## Instructions to follow
The records below should be written out again, exactly.

====================

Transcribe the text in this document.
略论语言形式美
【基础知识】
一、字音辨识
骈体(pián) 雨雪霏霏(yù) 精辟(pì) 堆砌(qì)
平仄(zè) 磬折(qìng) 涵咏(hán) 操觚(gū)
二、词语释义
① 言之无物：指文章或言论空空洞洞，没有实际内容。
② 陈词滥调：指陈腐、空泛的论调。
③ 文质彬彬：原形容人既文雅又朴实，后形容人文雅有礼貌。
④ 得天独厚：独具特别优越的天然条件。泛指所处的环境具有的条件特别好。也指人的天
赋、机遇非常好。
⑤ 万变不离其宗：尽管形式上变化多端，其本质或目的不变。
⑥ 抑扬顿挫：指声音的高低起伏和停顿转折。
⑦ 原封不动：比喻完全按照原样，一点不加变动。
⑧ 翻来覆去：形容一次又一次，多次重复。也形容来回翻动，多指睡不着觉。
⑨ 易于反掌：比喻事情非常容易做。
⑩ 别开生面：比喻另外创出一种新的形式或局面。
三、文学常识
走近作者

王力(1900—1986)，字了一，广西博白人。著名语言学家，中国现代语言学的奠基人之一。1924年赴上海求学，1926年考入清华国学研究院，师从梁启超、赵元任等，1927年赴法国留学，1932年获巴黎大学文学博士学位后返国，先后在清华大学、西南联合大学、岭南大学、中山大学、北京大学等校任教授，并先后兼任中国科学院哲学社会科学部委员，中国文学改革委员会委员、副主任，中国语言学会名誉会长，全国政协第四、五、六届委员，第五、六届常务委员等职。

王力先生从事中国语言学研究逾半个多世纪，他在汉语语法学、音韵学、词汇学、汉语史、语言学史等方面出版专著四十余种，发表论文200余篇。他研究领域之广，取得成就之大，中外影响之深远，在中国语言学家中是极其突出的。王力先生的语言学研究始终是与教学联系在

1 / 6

====================

## Task output
Transcribe the text in this document.
略论语言形式美
【基础知识】
一、字音辨识
骈体(pián) 雨雪霏霏(yù) 精辟(pì) 堆砌(qì)
平仄(zè) 磬折(qìng) 涵咏(hán) 操觚(gū)
二、词语释义
① 言之无物：指文章或言论空空洞洞，没有实际内容。
② 陈词滥调：指陈腐、空泛的论调。
③ 文质彬彬：原形容人既文雅又朴实，后形容人文雅有礼貌。
④ 得天独厚：独具特别优越的天然条件。泛指所处的环境具有的条件特别好。也指人的天
赋、机遇非常好。
⑤ 万变不离其宗：尽管形式上变化多端，其本质或目的不变。
⑥ 抑扬顿挫：指声音的高低起伏和停顿转折。
⑦ 原封不动：比喻完全按照原样，一点不加变动。
⑧ 翻来覆去：形容一次又一次，多次重复。也形容来回翻动，多指睡不着觉。
⑨ 易于反掌：比喻事情非常容易做。
⑩ 别开生面：比喻另外创出一种新的形式或局面。
三、文学常识
走近作者

王力(1900—1986)，字了一，广西博白人。著名语言学家，中国现代语言学的奠基人之一。1924年赴上海求学，1926年考入清华国学研究院，师从梁启超、赵元任等，1927年赴法国留学，1932年获巴黎大学文学博士学位后返国，先后在清华大学、西南联合大学、岭南大学、中山大学、北京大学等校任教授，并先后兼任中国科学院哲学社会科学部委员，中国文学改革委员会委员、副主任，中国语言学会名誉会长，全国政协第四、五、六届委员，第五、六届常务委员等职。

王力先生从事中国语言学研究逾半个多世纪，他在汉语语法学、音韵学、词汇学、汉语史、语言学史等方面出版专著四十余种，发表论文200余篇。他研究领域之广，取得成就之大，中外影响之深远，在中国语言学家中是极其突出的。王力先生的语言学研究始终是与教学联系在

1 / 6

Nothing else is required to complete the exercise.